EXERCISE>
Restate the entire listing word for word.

================================

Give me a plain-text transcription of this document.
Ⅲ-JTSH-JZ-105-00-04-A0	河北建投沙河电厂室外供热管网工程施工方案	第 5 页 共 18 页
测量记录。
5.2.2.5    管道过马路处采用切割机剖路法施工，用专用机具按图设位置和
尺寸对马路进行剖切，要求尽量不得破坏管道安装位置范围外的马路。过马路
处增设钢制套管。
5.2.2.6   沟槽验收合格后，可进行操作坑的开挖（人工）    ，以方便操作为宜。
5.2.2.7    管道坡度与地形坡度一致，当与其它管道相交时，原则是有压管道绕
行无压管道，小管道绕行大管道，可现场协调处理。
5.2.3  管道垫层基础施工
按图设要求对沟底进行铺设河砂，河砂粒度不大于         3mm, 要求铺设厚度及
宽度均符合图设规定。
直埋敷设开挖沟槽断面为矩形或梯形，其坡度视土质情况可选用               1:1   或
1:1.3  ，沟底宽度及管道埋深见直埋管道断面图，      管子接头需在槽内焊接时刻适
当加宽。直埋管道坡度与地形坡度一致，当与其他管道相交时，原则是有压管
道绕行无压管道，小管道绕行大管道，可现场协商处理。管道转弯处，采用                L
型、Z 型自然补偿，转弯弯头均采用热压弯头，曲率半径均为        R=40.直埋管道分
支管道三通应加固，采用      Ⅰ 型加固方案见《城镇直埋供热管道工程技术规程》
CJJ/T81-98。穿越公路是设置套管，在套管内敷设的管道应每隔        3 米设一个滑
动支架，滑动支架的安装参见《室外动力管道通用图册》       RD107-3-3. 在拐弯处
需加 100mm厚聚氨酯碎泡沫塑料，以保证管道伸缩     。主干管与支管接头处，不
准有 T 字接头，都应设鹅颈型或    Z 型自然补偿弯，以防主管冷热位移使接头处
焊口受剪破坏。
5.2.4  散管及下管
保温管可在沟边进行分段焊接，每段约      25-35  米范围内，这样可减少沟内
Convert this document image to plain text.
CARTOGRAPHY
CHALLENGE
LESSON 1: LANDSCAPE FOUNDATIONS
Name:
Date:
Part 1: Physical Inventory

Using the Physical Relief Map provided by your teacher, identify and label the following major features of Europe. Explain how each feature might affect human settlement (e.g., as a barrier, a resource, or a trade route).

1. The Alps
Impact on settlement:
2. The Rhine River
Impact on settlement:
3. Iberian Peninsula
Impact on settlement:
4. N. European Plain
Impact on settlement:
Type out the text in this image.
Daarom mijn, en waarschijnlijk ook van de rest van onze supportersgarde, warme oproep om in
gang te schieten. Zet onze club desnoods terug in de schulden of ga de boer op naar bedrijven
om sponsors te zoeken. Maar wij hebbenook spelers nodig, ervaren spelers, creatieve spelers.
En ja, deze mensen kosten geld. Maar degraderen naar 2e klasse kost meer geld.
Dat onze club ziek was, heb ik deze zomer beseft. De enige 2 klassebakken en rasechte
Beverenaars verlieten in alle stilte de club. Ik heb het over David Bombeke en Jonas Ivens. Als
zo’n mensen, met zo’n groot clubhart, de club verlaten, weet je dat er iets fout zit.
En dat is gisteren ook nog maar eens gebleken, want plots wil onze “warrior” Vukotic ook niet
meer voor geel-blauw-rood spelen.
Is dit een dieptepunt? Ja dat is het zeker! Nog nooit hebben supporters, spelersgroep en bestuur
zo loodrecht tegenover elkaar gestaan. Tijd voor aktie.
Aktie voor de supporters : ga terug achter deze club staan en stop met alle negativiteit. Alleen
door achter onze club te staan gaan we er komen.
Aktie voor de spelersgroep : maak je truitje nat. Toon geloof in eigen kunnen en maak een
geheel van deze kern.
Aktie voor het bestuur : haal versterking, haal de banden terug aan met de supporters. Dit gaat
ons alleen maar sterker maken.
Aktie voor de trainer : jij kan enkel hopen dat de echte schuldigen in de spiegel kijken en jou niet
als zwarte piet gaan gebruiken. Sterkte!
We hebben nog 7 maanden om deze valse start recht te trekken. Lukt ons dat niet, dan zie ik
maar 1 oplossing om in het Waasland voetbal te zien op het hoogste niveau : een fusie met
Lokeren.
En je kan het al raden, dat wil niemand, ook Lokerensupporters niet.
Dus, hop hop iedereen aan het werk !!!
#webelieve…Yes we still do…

================================

SOLUTION FOR THIS PROBLEM>
Give me a plain-text transcription of this document.
Ⅲ-JTSH-JZ-105-00-04-A0	河北建投沙河电厂室外供热管网工程施工方案	第 5 页 共 18 页
测量记录。
5.2.2.5    管道过马路处采用切割机剖路法施工，用专用机具按图设位置和
尺寸对马路进行剖切，要求尽量不得破坏管道安装位置范围外的马路。过马路
处增设钢制套管。
5.2.2.6   沟槽验收合格后，可进行操作坑的开挖（人工）    ，以方便操作为宜。
5.2.2.7    管道坡度与地形坡度一致，当与其它管道相交时，原则是有压管道绕
行无压管道，小管道绕行大管道，可现场协调处理。
5.2.3  管道垫层基础施工
按图设要求对沟底进行铺设河砂，河砂粒度不大于         3mm, 要求铺设厚度及
宽度均符合图设规定。
直埋敷设开挖沟槽断面为矩形或梯形，其坡度视土质情况可选用               1:1   或
1:1.3  ，沟底宽度及管道埋深见直埋管道断面图，      管子接头需在槽内焊接时刻适
当加宽。直埋管道坡度与地形坡度一致，当与其他管道相交时，原则是有压管
道绕行无压管道，小管道绕行大管道，可现场协商处理。管道转弯处，采用                L
型、Z 型自然补偿，转弯弯头均采用热压弯头，曲率半径均为        R=40.直埋管道分
支管道三通应加固，采用      Ⅰ 型加固方案见《城镇直埋供热管道工程技术规程》
CJJ/T81-98。穿越公路是设置套管，在套管内敷设的管道应每隔        3 米设一个滑
动支架，滑动支架的安装参见《室外动力管道通用图册》       RD107-3-3. 在拐弯处
需加 100mm厚聚氨酯碎泡沫塑料，以保证管道伸缩     。主干管与支管接头处，不
准有 T 字接头，都应设鹅颈型或    Z 型自然补偿弯，以防主管冷热位移使接头处
焊口受剪破坏。
5.2.4  散管及下管
保温管可在沟边进行分段焊接，每段约      25-35  米范围内，这样可减少沟内
Convert this document image to plain text.
CARTOGRAPHY
CHALLENGE
LESSON 1: LANDSCAPE FOUNDATIONS
Name:
Date:
Part 1: Physical Inventory

Using the Physical Relief Map provided by your teacher, identify and label the following major features of Europe. Explain how each feature might affect human settlement (e.g., as a barrier, a resource, or a trade route).

1. The Alps
Impact on settlement:
2. The Rhine River
Impact on settlement:
3. Iberian Peninsula
Impact on settlement:
4. N. European Plain
Impact on settlement:
Type out the text in this image.
Daarom mijn, en waarschijnlijk ook van de rest van onze supportersgarde, warme oproep om in
gang te schieten. Zet onze club desnoods terug in de schulden of ga de boer op naar bedrijven
om sponsors te zoeken. Maar wij hebbenook spelers nodig, ervaren spelers, creatieve spelers.
En ja, deze mensen kosten geld. Maar degraderen naar 2e klasse kost meer geld.
Dat onze club ziek was, heb ik deze zomer beseft. De enige 2 klassebakken en rasechte
Beverenaars verlieten in alle stilte de club. Ik heb het over David Bombeke en Jonas Ivens. Als
zo’n mensen, met zo’n groot clubhart, de club verlaten, weet je dat er iets fout zit.
En dat is gisteren ook nog maar eens gebleken, want plots wil onze “warrior” Vukotic ook niet
meer voor geel-blauw-rood spelen.
Is dit een dieptepunt? Ja dat is het zeker! Nog nooit hebben supporters, spelersgroep en bestuur
zo loodrecht tegenover elkaar gestaan. Tijd voor aktie.
Aktie voor de supporters : ga terug achter deze club staan en stop met alle negativiteit. Alleen
door achter onze club te staan gaan we er komen.
Aktie voor de spelersgroep : maak je truitje nat. Toon geloof in eigen kunnen en maak een
geheel van deze kern.
Aktie voor het bestuur : haal versterking, haal de banden terug aan met de supporters. Dit gaat
ons alleen maar sterker maken.
Aktie voor de trainer : jij kan enkel hopen dat de echte schuldigen in de spiegel kijken en jou niet
als zwarte piet gaan gebruiken. Sterkte!
We hebben nog 7 maanden om deze valse start recht te trekken. Lukt ons dat niet, dan zie ik
maar 1 oplossing om in het Waasland voetbal te zien op het hoogste niveau : een fusie met
Lokeren.
En je kan het al raden, dat wil niemand, ook Lokerensupporters niet.
Dus, hop hop iedereen aan het werk !!!
#webelieve…Yes we still do…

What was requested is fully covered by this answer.